═══ RECORDS TO PROCESS

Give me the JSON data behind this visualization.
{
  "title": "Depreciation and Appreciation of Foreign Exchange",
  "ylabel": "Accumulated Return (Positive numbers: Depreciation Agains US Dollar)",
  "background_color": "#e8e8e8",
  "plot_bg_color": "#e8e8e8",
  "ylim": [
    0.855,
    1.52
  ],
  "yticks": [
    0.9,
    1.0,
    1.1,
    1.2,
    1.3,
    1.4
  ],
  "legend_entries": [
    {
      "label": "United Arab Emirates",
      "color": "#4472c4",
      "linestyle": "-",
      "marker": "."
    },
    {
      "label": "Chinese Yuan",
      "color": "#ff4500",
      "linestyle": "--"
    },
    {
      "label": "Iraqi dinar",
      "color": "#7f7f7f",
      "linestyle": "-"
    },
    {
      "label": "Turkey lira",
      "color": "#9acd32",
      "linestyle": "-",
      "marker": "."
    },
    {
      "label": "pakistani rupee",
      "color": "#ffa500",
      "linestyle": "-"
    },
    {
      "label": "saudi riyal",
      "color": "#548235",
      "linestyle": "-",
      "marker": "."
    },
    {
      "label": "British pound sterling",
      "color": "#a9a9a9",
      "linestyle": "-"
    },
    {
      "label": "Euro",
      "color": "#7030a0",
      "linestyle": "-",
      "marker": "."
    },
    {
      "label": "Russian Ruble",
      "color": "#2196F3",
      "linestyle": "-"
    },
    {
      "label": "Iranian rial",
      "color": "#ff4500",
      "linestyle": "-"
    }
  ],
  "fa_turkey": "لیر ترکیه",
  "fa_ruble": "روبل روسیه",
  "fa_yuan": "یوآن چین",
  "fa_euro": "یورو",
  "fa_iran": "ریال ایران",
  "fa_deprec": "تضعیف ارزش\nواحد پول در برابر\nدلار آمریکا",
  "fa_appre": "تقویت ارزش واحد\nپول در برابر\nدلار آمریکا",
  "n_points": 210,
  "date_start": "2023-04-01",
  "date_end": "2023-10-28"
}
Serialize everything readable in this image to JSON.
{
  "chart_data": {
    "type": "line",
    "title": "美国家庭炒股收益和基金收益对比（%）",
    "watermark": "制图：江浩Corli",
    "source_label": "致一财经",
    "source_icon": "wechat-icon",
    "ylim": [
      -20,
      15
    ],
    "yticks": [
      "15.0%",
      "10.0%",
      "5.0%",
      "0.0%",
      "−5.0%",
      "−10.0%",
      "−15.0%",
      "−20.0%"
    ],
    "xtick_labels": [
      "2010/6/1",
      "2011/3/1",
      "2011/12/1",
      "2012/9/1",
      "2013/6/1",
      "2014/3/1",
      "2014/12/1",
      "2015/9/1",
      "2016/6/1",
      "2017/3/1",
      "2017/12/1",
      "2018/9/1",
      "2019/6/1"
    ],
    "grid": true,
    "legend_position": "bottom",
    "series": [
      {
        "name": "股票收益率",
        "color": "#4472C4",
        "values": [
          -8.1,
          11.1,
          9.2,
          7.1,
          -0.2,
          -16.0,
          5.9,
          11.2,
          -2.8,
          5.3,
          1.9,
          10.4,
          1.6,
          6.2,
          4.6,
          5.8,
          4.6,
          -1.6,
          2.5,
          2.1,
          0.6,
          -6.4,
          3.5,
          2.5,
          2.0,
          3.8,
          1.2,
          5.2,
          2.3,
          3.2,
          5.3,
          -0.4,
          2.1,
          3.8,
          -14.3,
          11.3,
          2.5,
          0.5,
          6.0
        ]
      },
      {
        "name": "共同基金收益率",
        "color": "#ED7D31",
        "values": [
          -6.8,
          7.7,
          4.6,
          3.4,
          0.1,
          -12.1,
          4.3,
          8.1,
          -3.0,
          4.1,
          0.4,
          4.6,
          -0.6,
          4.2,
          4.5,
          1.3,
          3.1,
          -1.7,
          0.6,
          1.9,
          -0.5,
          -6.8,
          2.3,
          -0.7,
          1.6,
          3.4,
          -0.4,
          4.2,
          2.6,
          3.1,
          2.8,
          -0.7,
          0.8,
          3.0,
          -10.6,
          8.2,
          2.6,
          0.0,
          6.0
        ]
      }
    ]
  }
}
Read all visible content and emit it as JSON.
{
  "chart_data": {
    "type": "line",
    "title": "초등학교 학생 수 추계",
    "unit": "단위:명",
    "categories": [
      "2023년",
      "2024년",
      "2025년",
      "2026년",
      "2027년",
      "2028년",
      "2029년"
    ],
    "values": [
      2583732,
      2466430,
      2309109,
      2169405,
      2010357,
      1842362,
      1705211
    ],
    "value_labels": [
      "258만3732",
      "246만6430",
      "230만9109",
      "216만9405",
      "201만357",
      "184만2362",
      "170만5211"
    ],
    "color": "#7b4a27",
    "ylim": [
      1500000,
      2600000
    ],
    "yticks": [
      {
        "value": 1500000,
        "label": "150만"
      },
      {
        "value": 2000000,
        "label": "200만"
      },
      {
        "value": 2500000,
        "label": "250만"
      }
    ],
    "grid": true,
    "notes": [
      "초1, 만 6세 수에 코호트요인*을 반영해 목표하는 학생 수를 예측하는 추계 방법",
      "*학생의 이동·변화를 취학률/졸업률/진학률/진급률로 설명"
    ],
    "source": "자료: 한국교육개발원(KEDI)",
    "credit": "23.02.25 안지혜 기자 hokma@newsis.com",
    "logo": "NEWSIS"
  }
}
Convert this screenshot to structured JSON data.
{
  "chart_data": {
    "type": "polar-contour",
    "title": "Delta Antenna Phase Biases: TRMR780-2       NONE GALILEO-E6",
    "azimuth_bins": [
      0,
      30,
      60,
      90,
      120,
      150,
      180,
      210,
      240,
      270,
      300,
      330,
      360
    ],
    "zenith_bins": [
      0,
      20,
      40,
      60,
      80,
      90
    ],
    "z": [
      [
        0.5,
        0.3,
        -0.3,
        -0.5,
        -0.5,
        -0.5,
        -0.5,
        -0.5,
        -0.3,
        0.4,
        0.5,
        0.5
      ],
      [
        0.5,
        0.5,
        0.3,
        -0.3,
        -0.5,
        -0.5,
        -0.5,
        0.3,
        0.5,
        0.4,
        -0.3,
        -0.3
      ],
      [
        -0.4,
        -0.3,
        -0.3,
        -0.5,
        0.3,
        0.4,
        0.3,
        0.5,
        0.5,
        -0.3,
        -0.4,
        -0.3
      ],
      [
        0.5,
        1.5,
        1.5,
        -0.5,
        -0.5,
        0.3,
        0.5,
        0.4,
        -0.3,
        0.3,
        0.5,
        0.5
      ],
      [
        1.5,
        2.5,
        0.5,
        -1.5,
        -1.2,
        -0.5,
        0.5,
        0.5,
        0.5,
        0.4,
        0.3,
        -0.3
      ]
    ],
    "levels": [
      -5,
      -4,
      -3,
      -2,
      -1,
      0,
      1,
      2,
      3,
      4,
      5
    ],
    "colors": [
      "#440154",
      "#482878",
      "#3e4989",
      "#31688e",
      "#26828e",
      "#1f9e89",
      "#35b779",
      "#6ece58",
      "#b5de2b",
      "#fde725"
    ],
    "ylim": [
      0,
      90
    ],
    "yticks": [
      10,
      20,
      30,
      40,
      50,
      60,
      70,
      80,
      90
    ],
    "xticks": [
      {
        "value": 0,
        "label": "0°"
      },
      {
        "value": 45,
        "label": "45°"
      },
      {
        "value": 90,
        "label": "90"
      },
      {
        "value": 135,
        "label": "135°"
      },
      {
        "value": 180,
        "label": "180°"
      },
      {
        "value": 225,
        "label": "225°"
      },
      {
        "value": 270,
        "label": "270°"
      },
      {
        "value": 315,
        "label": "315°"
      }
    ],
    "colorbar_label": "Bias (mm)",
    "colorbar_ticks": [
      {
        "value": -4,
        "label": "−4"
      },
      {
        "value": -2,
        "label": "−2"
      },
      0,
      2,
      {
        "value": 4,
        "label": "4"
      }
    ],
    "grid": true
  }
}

══════

- WHAT IS ASKED: Using the listing above, gather each line that holds the string "title" and copy it.

- RESPONSE TO THIS TASK:
  "title": "Depreciation and Appreciation of Foreign Exchange",
    "title": "美国家庭炒股收益和基金收益对比（%）",
    "title": "초등학교 학생 수 추계",
    "title": "Delta Antenna Phase Biases: TRMR780-2       NONE GALILEO-E6",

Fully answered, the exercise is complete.